- PREGUNTAS DEL FRAGMENTO:
A) Según el fragmento, ¿qué problema apareció casi de inmediato en los pisos de Otxarkoaga?
B) Resume el fragmento en dos oraciones.
C) Indica si cada afirmación coincide con el fragmento: (i) Otxarkoaga se levantó con materiales de muy baja calidad. (ii) Lo ocurrido en Otxarkoaga no se repite en otros barrios de Bilbao. (iii) El ayuntamiento respetaba la ley del Suelo.

- FRAGMENTO:
□ □ □ □

Fomentaron estas autoridades construcciones como Otxarkoaga, polígono construido con materiales de muy baja calidad, con excelsa rapidez, lo que acabo provocando de manera casi inmediata, problemas de humedades en sus pisos, que hicieron cegar cientos de viviendas de plantas bajas por los altos índices de humedad, que provocaron graves enfermedades en muchos de sus vecinos. El caso de Otxarkoaga se trata tal vez del más notorio, pero es extensible por la forma de construir a la mayoría de barrios de Bilbao.
Unas autoridades al frente de un ayuntamiento que había sido cómplice de constructoras e inmobiliarias, que infringieron leyes y planes de urbanismo, obtuvieron ilegales licencias concedidas por un ayuntamiento corrupto, que no respetaba la ley del Suelo, que permitía construir sobre zonas verdes, con un exceso de altura y volúmenes, llegando a permitir que el 80% de las construcciones de viviendas en los años 70 fueran ilegales.

□ □ □ □

- DATOS DE ENTRADA:
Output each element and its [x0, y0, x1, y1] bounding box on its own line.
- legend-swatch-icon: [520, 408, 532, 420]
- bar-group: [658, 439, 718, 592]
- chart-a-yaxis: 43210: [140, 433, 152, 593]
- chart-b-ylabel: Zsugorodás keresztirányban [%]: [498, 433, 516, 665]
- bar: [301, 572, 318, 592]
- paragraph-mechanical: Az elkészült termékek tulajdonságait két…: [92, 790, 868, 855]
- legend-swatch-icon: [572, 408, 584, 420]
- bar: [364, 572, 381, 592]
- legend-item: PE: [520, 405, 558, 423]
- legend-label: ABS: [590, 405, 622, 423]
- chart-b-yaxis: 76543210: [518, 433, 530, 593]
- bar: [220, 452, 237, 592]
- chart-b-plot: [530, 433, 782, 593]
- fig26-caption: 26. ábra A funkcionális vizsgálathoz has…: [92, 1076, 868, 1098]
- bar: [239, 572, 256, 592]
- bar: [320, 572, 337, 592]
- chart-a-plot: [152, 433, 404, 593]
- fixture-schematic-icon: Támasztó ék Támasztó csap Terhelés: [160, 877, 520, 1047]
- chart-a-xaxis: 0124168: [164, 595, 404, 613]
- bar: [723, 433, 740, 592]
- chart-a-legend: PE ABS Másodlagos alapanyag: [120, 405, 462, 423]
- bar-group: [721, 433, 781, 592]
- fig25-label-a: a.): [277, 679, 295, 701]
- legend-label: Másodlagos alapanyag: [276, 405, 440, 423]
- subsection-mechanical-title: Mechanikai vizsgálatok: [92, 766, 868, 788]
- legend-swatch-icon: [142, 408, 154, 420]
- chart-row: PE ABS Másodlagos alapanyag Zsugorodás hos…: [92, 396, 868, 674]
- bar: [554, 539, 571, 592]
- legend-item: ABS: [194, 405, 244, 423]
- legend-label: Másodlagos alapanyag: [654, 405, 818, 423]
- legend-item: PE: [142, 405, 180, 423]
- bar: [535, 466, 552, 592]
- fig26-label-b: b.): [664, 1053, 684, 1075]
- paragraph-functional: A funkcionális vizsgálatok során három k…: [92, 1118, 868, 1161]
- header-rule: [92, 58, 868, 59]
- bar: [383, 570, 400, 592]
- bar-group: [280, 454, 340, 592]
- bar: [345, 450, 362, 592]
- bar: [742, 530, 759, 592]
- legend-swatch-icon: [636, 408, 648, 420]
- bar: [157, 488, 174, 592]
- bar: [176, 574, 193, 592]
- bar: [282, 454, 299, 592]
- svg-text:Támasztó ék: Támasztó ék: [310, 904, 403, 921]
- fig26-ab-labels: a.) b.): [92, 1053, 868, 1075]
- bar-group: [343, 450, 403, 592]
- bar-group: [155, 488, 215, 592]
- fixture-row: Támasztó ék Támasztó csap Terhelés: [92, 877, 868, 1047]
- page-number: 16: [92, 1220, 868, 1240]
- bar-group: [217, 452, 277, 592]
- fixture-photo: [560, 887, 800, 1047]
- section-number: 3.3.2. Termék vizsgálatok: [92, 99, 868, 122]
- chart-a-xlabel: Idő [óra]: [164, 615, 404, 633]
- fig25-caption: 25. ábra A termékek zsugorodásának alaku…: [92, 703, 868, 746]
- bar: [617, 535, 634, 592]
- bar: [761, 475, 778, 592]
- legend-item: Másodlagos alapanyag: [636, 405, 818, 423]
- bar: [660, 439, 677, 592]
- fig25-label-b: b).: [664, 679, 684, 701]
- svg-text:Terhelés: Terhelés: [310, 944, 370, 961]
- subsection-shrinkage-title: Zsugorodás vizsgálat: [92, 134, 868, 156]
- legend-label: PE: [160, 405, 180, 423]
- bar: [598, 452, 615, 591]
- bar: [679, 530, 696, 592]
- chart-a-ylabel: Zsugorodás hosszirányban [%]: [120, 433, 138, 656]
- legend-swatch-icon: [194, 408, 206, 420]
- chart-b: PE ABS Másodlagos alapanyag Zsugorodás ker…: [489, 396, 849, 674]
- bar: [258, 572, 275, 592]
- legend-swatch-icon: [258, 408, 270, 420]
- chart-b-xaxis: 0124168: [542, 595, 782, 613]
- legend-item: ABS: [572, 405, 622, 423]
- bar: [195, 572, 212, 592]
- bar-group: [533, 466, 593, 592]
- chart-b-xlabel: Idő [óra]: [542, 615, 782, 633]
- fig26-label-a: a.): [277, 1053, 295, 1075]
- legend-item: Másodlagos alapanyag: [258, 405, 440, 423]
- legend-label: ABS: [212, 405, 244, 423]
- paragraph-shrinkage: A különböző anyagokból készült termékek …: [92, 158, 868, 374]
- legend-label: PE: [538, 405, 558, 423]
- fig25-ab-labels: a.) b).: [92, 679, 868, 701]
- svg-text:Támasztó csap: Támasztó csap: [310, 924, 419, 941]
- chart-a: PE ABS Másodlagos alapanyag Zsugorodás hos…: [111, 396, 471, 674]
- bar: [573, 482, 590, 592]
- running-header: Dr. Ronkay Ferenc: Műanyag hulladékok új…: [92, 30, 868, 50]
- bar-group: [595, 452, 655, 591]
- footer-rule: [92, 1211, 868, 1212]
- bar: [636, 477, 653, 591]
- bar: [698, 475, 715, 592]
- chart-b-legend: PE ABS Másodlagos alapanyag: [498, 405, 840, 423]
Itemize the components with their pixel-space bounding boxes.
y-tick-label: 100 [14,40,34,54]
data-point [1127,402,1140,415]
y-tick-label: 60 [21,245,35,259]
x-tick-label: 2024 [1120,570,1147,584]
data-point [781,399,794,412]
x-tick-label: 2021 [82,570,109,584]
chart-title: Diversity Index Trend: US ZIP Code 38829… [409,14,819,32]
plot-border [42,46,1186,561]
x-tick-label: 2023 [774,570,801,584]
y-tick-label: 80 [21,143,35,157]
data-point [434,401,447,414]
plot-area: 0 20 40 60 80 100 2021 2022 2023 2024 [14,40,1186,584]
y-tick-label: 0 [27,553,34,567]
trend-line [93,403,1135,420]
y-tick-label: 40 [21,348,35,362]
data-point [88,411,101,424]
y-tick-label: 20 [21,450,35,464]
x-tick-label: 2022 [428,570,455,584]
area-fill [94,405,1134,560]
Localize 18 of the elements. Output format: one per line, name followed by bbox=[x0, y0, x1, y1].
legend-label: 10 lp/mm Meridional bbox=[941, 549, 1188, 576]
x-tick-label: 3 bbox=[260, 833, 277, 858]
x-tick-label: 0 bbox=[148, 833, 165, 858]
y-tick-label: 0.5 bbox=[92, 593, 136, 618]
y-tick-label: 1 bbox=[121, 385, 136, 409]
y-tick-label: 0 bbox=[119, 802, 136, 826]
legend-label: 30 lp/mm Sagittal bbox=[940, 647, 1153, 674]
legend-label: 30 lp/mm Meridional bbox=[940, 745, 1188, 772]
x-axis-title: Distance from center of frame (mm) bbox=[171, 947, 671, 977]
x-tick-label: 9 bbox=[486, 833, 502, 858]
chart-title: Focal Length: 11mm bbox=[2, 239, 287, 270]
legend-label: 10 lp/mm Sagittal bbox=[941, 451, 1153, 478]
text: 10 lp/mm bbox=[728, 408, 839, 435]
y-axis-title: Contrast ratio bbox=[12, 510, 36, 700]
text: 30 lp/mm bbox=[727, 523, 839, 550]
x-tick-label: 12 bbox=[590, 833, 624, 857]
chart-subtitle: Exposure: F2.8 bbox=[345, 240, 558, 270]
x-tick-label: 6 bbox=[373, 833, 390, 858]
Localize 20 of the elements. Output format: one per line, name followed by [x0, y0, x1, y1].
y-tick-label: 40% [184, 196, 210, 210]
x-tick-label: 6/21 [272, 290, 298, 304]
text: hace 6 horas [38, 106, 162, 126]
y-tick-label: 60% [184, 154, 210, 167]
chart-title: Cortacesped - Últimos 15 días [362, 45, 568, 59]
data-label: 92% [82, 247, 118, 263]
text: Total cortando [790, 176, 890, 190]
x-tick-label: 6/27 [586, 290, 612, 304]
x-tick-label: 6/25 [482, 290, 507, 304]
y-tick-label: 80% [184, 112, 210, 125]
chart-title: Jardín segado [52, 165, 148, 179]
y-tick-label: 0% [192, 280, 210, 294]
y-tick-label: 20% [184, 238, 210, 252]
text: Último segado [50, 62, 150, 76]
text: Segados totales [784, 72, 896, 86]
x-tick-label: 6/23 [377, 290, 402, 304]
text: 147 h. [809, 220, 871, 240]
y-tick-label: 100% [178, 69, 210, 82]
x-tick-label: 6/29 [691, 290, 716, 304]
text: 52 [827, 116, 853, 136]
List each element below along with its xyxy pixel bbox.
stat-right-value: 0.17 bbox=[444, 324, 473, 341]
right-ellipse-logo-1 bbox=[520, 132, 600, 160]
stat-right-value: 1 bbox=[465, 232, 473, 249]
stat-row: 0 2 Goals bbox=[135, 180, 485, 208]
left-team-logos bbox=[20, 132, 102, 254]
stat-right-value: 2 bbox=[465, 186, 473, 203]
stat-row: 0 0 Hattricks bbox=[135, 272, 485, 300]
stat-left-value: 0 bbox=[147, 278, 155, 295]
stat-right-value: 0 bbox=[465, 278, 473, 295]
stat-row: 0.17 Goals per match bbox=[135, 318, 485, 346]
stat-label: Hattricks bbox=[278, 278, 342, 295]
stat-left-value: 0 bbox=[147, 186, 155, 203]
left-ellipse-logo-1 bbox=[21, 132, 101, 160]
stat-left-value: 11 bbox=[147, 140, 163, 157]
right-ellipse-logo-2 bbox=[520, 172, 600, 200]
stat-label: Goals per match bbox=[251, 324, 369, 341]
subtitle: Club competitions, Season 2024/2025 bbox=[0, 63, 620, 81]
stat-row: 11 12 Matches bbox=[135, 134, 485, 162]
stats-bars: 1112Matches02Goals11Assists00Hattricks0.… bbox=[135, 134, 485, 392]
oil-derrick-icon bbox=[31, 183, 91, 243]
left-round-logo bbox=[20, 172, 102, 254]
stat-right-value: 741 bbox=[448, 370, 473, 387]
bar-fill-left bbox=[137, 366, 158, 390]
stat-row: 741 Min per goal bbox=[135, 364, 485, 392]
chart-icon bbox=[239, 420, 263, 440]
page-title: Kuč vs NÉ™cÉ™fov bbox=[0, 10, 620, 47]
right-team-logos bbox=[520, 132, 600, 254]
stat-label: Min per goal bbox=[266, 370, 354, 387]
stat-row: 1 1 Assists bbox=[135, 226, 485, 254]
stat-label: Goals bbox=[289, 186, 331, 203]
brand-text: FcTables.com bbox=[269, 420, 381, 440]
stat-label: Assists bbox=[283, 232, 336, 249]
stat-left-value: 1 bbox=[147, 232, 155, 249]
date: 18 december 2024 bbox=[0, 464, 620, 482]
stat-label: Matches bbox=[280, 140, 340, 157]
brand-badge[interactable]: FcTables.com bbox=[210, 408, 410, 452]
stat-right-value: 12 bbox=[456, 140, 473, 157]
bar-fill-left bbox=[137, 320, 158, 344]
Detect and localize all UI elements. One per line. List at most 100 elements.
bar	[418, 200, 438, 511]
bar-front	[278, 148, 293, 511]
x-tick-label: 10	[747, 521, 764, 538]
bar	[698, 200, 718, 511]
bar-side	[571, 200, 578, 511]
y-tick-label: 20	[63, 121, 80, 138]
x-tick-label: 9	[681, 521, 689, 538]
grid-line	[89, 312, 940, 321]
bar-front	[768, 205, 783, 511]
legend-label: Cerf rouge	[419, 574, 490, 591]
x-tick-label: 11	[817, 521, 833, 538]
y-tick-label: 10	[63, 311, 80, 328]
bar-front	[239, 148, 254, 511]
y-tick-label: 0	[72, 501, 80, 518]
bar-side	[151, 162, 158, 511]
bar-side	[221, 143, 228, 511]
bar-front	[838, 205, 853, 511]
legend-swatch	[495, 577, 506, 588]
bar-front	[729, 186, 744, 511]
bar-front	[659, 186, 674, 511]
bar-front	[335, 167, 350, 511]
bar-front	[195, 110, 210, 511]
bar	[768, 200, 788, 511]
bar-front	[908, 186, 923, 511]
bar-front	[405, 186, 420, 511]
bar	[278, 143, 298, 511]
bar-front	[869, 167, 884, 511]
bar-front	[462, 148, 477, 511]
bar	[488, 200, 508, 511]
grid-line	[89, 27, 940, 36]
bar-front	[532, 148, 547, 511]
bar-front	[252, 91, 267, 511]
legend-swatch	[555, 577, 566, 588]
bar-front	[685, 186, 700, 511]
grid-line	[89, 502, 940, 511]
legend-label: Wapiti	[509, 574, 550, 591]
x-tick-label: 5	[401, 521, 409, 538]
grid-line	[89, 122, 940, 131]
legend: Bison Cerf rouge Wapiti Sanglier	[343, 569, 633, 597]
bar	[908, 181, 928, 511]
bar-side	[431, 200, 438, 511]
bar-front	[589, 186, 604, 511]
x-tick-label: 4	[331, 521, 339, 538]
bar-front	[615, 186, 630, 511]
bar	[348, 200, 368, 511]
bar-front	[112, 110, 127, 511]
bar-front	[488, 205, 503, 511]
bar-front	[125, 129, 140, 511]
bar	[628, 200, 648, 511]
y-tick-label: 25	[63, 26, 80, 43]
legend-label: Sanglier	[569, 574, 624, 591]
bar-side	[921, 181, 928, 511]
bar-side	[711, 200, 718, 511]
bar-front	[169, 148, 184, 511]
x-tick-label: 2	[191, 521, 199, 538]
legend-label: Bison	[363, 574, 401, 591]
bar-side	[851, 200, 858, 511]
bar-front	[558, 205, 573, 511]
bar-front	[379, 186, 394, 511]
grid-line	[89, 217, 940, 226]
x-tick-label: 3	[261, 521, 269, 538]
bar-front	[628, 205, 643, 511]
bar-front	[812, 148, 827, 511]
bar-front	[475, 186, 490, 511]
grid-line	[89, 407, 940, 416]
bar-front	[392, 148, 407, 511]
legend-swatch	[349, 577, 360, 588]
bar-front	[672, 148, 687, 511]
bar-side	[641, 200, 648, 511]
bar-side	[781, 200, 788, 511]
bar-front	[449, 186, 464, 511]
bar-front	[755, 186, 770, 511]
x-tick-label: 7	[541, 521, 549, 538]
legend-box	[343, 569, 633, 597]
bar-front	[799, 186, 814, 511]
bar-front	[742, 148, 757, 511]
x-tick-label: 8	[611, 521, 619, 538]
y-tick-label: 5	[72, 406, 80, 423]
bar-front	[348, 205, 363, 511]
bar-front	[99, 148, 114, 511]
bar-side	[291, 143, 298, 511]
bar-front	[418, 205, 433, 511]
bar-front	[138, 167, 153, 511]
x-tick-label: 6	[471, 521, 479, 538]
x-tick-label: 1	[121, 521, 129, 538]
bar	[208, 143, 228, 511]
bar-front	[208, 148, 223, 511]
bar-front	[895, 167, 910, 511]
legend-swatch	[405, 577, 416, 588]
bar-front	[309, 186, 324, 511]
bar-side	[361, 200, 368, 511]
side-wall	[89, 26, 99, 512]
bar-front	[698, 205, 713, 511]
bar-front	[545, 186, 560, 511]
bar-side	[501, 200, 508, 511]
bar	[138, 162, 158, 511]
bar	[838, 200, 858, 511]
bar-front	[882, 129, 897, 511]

□ □ □ □

- RESPUESTAS:
A) Problemas de humedades.

B) Otxarkoaga se construyó muy deprisa y con materiales de muy baja calidad, lo que trajo humedades que obligaron a cegar cientos de viviendas de plantas bajas y causaron graves enfermedades a muchos vecinos. Un ayuntamiento corrupto, cómplice de constructoras e inmobiliarias, concedió licencias ilegales y llegó a permitir que el 80% de las viviendas construidas en los años 70 fueran ilegales.

C)
(i) Sí: "polígono construido con materiales de muy baja calidad".
(ii) No: "es extensible por la forma de construir a la mayoría de barrios de Bilbao".
(iii) No: "que no respetaba la ley del Suelo".